# INSTRUCTION:
Which lines hold the word "date"? Copy each of them.

(Rows from a dataset)
-- START --

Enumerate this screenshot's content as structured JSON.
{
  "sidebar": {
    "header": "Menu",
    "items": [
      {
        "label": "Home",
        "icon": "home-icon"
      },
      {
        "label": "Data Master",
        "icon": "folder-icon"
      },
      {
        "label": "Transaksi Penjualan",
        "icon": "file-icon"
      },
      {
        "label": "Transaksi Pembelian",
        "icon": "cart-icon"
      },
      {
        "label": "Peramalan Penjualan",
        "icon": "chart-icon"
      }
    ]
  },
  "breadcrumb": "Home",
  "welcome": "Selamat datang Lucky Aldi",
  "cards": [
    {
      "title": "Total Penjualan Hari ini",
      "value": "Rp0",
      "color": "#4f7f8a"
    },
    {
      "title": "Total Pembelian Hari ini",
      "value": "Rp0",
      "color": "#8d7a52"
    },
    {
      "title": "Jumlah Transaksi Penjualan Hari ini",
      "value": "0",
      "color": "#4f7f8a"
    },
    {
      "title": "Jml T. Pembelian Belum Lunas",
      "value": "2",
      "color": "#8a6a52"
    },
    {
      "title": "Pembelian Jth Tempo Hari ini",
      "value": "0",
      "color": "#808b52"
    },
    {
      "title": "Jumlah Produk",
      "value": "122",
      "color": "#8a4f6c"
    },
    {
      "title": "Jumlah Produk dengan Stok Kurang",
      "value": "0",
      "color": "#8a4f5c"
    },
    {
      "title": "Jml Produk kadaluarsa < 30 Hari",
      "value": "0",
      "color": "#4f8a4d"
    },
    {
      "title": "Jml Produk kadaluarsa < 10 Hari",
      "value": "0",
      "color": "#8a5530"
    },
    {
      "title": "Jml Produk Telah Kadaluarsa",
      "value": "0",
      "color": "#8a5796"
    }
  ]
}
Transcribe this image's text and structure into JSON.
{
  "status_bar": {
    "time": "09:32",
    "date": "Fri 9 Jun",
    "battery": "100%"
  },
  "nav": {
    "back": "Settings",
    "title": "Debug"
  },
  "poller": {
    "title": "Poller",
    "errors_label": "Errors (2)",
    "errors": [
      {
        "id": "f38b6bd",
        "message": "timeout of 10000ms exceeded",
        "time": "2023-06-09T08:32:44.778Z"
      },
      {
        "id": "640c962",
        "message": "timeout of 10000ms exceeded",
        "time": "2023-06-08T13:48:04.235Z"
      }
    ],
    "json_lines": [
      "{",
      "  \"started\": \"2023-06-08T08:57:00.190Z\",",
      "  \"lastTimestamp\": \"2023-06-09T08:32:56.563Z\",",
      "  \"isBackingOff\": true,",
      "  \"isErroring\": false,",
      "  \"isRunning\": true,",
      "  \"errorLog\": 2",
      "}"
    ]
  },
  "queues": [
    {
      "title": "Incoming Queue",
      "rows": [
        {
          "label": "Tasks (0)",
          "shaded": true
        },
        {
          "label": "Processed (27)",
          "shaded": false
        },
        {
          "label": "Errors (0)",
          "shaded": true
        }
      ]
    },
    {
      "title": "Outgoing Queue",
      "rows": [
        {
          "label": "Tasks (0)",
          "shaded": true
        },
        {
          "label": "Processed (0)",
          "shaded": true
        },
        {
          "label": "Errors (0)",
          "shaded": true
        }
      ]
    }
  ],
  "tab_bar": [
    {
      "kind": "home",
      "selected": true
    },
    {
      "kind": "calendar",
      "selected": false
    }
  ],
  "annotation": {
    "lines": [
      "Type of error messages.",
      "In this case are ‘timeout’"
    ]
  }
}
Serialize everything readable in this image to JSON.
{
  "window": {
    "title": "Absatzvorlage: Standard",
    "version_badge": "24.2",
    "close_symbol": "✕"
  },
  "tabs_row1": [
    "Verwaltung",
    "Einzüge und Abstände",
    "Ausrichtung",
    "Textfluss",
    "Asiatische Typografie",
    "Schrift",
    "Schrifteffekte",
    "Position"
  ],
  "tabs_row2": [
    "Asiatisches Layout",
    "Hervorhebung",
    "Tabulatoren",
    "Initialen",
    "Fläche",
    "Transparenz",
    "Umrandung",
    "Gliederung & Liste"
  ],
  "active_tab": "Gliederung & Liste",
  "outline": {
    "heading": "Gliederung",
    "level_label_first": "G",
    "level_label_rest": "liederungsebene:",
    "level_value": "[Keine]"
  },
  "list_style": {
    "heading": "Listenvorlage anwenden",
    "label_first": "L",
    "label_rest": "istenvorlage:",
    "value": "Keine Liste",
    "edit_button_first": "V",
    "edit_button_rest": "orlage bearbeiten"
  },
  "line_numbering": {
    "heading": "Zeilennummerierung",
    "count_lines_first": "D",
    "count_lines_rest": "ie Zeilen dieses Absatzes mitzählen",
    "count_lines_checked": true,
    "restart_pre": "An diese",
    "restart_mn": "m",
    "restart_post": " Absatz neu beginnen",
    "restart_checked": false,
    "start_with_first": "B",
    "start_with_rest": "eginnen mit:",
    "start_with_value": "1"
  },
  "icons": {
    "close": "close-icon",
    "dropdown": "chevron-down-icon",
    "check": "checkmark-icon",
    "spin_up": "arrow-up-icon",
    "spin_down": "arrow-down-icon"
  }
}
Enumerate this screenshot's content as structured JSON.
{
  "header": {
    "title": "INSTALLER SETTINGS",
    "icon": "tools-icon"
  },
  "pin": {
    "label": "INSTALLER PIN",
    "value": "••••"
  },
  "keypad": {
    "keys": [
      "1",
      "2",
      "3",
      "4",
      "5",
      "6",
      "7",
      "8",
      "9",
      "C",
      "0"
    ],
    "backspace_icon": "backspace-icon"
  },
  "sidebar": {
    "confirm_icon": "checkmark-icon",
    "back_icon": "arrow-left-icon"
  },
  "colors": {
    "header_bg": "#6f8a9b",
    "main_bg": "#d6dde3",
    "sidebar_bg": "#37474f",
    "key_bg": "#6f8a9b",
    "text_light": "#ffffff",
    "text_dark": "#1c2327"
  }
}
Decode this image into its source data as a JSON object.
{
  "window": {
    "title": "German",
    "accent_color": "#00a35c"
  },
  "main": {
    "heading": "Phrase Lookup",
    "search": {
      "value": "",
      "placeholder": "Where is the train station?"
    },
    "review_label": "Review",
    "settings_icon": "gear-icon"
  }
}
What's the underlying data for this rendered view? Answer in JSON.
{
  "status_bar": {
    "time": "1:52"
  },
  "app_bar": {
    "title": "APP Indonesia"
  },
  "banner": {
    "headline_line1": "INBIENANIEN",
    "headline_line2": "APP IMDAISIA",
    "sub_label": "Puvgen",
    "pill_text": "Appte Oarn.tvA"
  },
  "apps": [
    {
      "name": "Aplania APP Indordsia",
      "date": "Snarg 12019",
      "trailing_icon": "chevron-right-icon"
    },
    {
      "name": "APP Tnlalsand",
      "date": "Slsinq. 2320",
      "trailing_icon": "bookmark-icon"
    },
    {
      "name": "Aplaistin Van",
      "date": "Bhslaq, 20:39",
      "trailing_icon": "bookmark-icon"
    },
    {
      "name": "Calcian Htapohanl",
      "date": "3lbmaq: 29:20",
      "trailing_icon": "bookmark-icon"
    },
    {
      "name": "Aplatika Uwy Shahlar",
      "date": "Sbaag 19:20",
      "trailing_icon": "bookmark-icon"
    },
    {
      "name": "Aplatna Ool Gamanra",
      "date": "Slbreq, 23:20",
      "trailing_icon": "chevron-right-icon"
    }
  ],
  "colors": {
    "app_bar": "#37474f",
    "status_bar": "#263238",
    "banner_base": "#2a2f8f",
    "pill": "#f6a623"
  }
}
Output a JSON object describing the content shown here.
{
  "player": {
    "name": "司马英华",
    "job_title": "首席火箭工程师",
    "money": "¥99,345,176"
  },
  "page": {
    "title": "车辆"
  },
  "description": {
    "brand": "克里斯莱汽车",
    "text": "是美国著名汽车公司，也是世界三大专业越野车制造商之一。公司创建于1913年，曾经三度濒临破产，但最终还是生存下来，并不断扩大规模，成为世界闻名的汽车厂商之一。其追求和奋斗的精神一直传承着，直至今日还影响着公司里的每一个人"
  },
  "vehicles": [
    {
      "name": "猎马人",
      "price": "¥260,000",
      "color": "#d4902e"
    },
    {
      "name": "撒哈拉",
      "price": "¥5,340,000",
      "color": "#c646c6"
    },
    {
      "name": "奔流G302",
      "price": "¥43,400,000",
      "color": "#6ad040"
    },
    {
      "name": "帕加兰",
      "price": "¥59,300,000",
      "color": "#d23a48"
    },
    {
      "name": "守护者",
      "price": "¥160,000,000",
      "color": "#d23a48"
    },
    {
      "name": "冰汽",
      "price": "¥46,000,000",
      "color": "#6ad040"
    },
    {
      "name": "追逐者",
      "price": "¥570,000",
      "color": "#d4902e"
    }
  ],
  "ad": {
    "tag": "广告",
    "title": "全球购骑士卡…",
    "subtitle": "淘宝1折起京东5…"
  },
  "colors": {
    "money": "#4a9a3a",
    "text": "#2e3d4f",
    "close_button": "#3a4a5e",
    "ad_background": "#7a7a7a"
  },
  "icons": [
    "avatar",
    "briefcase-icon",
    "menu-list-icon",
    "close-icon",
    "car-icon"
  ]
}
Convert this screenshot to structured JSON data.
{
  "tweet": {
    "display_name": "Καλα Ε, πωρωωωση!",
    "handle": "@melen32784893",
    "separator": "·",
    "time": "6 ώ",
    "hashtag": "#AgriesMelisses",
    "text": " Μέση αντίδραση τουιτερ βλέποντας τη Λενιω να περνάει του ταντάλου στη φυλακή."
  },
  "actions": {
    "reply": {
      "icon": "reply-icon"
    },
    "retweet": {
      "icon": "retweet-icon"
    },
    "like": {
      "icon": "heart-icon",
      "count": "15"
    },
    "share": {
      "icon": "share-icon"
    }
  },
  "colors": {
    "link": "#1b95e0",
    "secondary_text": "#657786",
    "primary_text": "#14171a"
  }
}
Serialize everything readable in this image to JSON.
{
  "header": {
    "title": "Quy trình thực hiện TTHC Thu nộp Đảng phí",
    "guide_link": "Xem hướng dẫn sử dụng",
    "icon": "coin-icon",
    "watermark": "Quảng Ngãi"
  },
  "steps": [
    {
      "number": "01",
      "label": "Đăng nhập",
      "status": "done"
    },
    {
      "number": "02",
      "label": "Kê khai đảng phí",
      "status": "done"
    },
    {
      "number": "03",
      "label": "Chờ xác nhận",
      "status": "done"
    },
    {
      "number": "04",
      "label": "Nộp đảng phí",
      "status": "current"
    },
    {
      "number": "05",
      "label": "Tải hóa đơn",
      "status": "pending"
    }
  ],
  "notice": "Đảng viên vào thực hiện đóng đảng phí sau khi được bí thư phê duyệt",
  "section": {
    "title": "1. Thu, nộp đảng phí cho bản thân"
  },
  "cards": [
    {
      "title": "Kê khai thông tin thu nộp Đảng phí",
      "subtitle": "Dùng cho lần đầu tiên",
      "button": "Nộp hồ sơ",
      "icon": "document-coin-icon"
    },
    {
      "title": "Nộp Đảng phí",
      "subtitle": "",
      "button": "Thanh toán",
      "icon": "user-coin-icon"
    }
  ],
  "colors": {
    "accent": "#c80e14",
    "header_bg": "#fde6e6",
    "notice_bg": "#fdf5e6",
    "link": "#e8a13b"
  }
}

-- END --

# FULL SOLUTION:
    "date": "Fri 9 Jun",
      "date": "Snarg 12019",
      "date": "Slsinq. 2320",
      "date": "Bhslaq, 20:39",
      "date": "3lbmaq: 29:20",
      "date": "Sbaag 19:20",
      "date": "Slbreq, 23:20",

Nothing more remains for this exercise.